*** Opening of MATERIAL FOR THE TASK ***
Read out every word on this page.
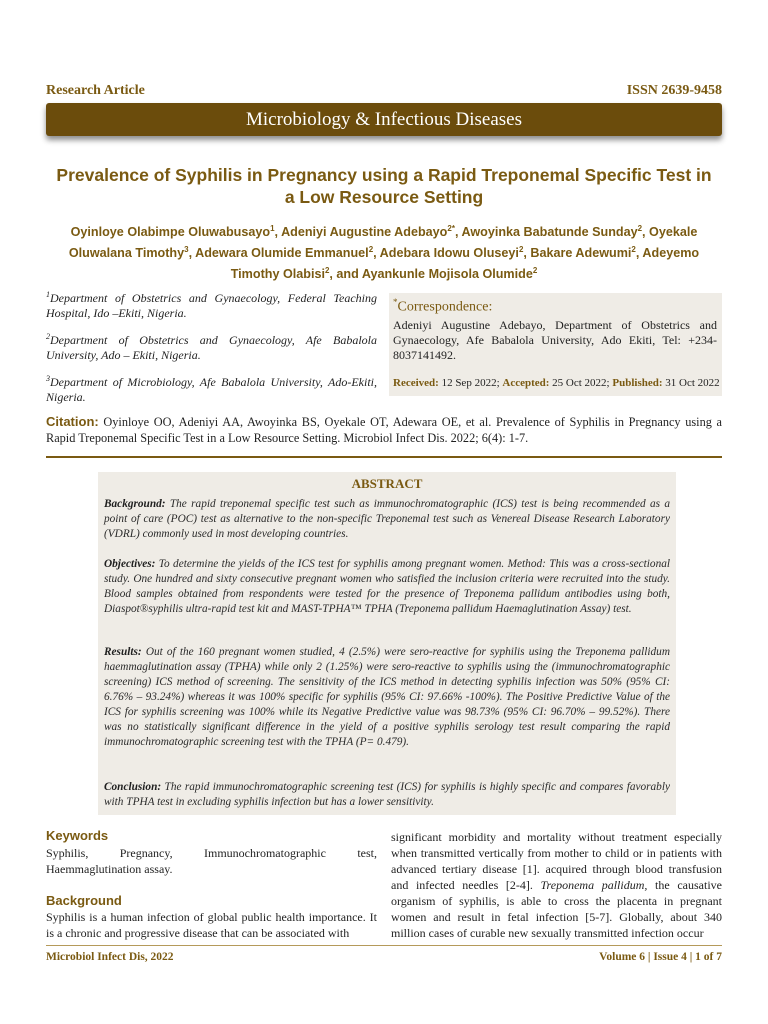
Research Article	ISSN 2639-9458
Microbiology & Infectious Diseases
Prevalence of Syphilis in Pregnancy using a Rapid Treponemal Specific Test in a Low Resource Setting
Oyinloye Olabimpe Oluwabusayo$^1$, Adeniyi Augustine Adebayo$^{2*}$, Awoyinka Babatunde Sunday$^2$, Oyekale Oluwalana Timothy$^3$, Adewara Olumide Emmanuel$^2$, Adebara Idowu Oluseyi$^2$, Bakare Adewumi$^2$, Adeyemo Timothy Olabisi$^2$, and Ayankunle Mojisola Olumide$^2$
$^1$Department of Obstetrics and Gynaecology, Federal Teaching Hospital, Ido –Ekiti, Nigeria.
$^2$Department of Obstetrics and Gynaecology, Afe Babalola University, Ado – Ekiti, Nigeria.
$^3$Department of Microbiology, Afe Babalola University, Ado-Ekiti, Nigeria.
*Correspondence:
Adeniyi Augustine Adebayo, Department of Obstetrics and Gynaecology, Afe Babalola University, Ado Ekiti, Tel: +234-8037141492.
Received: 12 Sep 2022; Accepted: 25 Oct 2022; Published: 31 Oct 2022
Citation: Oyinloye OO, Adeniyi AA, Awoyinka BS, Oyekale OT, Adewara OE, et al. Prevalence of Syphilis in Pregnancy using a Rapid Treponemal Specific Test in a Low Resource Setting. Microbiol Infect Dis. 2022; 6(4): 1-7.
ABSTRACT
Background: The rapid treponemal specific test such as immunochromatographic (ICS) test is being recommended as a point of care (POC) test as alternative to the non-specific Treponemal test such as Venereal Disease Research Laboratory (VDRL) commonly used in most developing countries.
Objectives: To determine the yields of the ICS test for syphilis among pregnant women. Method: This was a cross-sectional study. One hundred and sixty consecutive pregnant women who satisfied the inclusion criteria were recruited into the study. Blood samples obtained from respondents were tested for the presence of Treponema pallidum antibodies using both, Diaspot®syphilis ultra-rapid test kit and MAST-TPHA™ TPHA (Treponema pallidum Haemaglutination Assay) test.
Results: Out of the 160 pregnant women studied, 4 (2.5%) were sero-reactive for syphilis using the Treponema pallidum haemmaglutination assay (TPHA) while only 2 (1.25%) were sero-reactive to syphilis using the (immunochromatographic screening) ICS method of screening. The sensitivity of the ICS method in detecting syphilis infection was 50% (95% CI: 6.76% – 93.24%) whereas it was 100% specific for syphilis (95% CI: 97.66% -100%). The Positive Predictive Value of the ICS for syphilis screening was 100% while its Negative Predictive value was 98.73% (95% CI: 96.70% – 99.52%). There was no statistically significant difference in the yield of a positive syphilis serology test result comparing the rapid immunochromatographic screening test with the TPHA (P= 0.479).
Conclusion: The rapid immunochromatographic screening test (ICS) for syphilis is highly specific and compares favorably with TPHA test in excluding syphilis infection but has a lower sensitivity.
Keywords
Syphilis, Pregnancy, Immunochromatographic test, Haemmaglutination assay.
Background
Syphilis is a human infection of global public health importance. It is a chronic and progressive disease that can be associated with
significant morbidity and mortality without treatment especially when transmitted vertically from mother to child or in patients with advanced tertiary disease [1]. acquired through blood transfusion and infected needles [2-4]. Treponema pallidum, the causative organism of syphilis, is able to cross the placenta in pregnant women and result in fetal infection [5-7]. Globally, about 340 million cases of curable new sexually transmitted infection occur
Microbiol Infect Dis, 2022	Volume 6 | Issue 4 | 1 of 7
*** Close of MATERIAL FOR THE TASK ***
*** Opening of MATERIAL FOR THE TASK ***
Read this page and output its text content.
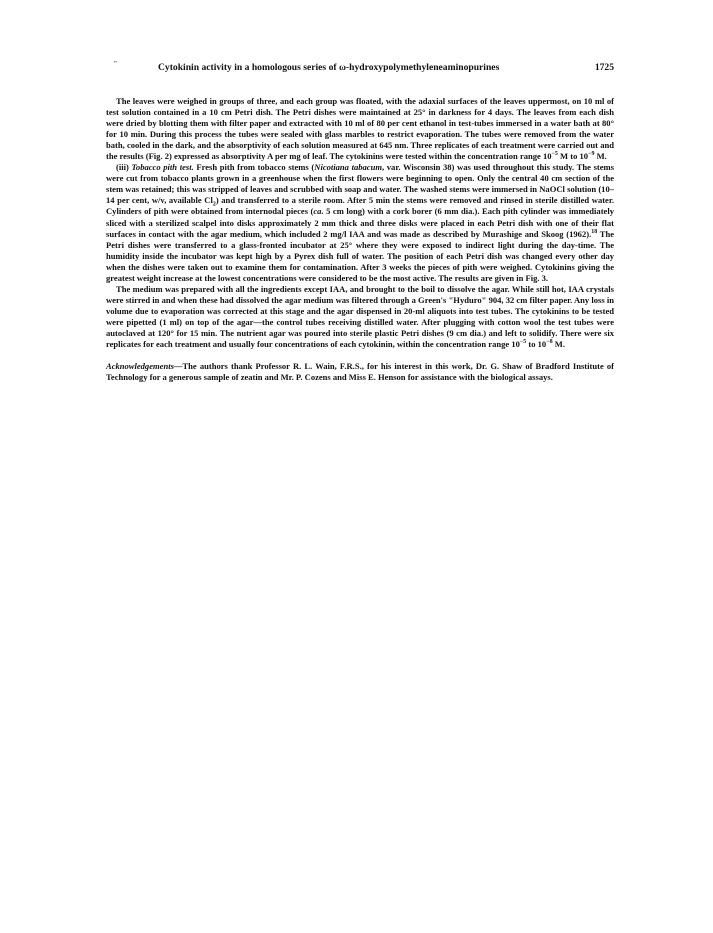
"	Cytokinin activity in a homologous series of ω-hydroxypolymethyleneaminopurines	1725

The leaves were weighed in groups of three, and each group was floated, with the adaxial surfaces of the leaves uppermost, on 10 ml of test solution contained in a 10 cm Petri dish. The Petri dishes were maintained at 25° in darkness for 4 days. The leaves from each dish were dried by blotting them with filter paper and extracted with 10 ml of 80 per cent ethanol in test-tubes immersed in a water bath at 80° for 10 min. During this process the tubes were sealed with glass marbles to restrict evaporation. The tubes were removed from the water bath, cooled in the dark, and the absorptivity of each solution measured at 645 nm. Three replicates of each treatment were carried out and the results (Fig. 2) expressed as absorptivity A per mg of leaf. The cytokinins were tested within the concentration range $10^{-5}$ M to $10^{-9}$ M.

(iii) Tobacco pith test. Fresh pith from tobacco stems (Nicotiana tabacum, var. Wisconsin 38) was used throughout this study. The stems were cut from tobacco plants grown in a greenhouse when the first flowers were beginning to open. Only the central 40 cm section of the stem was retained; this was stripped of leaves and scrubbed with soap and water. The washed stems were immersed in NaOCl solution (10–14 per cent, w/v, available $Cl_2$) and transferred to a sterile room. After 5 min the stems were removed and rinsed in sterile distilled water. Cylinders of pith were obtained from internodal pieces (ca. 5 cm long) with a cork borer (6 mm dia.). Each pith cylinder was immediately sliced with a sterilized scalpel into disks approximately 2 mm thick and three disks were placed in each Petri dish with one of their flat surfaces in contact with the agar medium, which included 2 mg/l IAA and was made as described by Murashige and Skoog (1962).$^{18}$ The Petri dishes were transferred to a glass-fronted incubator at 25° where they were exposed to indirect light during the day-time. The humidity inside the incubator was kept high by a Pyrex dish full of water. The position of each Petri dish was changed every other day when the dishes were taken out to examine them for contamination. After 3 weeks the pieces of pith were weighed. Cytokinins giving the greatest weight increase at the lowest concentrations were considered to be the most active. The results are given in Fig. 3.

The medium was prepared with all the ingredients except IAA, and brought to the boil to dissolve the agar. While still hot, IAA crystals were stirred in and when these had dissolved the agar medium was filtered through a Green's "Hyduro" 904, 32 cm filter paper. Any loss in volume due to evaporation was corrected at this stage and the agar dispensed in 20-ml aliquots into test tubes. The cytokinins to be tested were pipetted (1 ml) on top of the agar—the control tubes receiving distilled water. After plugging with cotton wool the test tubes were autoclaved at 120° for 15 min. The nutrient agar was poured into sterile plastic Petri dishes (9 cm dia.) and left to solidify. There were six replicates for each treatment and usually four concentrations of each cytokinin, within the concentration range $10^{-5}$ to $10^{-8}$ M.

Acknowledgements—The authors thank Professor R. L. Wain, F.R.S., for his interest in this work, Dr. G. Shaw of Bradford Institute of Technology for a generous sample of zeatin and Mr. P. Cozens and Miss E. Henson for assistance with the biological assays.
*** Close of MATERIAL FOR THE TASK ***
== WHAT THE TASK REQUIRES ==
Of the lines in the data, report each one containing the string "Augustine".

== WRITTEN ANSWER ==
Oyinloye Olabimpe Oluwabusayo$^1$, Adeniyi Augustine Adebayo$^{2*}$, Awoyinka Babatunde Sunday$^2$, Oyekale Oluwalana Timothy$^3$, Adewara Olumide Emmanuel$^2$, Adebara Idowu Oluseyi$^2$, Bakare Adewumi$^2$, Adeyemo Timothy Olabisi$^2$, and Ayankunle Mojisola Olumide$^2$
Adeniyi Augustine Adebayo, Department of Obstetrics and Gynaecology, Afe Babalola University, Ado Ekiti, Tel: +234-8037141492.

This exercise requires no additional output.